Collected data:
▬▬▬▬▬▬▬▬▬▬

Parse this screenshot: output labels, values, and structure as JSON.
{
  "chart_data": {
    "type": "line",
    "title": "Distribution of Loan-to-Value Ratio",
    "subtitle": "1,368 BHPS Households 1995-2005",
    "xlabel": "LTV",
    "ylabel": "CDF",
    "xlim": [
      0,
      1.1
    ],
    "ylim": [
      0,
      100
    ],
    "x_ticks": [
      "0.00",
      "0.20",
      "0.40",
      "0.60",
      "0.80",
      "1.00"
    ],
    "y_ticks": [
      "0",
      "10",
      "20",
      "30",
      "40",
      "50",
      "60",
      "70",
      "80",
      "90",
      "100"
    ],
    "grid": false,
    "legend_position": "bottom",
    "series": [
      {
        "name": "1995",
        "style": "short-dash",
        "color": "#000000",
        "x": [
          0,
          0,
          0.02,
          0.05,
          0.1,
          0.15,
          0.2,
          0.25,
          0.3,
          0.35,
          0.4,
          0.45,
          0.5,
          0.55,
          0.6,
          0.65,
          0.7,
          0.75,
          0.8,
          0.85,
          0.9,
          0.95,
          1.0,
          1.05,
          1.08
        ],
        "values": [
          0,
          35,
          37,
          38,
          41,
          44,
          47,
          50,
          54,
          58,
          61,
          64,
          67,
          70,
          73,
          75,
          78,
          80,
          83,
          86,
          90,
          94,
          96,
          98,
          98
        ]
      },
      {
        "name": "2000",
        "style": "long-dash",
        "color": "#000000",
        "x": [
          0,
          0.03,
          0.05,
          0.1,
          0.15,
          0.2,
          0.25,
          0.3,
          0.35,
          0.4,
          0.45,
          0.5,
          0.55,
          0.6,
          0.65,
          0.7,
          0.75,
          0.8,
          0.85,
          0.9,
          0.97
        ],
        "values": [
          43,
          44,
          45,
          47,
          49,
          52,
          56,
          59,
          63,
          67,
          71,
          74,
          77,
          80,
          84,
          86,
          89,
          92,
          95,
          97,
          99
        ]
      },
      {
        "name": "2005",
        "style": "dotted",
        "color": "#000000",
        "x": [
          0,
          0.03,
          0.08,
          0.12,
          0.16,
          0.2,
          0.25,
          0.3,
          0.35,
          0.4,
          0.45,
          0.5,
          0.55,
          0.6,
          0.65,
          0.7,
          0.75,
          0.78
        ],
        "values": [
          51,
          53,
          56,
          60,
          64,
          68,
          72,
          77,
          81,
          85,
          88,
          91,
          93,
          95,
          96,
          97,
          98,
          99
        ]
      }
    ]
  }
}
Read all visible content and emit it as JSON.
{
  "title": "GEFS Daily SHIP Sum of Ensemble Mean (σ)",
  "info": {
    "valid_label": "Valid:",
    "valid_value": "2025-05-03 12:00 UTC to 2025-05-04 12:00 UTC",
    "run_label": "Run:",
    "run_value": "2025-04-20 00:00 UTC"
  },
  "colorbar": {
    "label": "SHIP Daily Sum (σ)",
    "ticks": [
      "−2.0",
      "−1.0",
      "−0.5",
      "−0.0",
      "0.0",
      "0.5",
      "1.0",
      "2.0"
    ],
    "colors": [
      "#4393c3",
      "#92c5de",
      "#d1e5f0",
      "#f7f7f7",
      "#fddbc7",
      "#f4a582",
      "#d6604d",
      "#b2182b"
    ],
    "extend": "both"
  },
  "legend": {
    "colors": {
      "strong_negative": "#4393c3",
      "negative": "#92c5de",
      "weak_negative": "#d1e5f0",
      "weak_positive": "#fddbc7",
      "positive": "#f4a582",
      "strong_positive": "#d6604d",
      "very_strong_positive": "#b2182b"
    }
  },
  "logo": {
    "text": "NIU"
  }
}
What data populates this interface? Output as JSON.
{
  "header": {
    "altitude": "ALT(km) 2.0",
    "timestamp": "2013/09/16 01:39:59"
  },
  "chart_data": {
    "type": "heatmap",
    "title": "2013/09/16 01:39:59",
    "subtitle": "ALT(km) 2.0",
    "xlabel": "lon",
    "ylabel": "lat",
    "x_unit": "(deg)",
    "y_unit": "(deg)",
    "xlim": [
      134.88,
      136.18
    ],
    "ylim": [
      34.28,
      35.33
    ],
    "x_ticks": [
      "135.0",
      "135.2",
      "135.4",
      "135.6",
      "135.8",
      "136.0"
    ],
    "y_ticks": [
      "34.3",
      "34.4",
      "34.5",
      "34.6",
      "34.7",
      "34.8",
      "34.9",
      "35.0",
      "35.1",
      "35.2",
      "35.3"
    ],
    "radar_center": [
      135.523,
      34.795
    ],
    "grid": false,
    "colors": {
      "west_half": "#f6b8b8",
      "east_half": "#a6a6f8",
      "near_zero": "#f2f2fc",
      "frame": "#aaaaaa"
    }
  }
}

▬▬▬▬▬▬▬▬▬▬

**Problem to solve:** Take the lines above from the one holding "Read all visible content and emit it as JSON." to the last and output them exactly.

**Response:**
Read all visible content and emit it as JSON.
{
  "title": "GEFS Daily SHIP Sum of Ensemble Mean (σ)",
  "info": {
    "valid_label": "Valid:",
    "valid_value": "2025-05-03 12:00 UTC to 2025-05-04 12:00 UTC",
    "run_label": "Run:",
    "run_value": "2025-04-20 00:00 UTC"
  },
  "colorbar": {
    "label": "SHIP Daily Sum (σ)",
    "ticks": [
      "−2.0",
      "−1.0",
      "−0.5",
      "−0.0",
      "0.0",
      "0.5",
      "1.0",
      "2.0"
    ],
    "colors": [
      "#4393c3",
      "#92c5de",
      "#d1e5f0",
      "#f7f7f7",
      "#fddbc7",
      "#f4a582",
      "#d6604d",
      "#b2182b"
    ],
    "extend": "both"
  },
  "legend": {
    "colors": {
      "strong_negative": "#4393c3",
      "negative": "#92c5de",
      "weak_negative": "#d1e5f0",
      "weak_positive": "#fddbc7",
      "positive": "#f4a582",
      "strong_positive": "#d6604d",
      "very_strong_positive": "#b2182b"
    }
  },
  "logo": {
    "text": "NIU"
  }
}
What data populates this interface? Output as JSON.
{
  "header": {
    "altitude": "ALT(km) 2.0",
    "timestamp": "2013/09/16 01:39:59"
  },
  "chart_data": {
    "type": "heatmap",
    "title": "2013/09/16 01:39:59",
    "subtitle": "ALT(km) 2.0",
    "xlabel": "lon",
    "ylabel": "lat",
    "x_unit": "(deg)",
    "y_unit": "(deg)",
    "xlim": [
      134.88,
      136.18
    ],
    "ylim": [
      34.28,
      35.33
    ],
    "x_ticks": [
      "135.0",
      "135.2",
      "135.4",
      "135.6",
      "135.8",
      "136.0"
    ],
    "y_ticks": [
      "34.3",
      "34.4",
      "34.5",
      "34.6",
      "34.7",
      "34.8",
      "34.9",
      "35.0",
      "35.1",
      "35.2",
      "35.3"
    ],
    "radar_center": [
      135.523,
      34.795
    ],
    "grid": false,
    "colors": {
      "west_half": "#f6b8b8",
      "east_half": "#a6a6f8",
      "near_zero": "#f2f2fc",
      "frame": "#aaaaaa"
    }
  }
}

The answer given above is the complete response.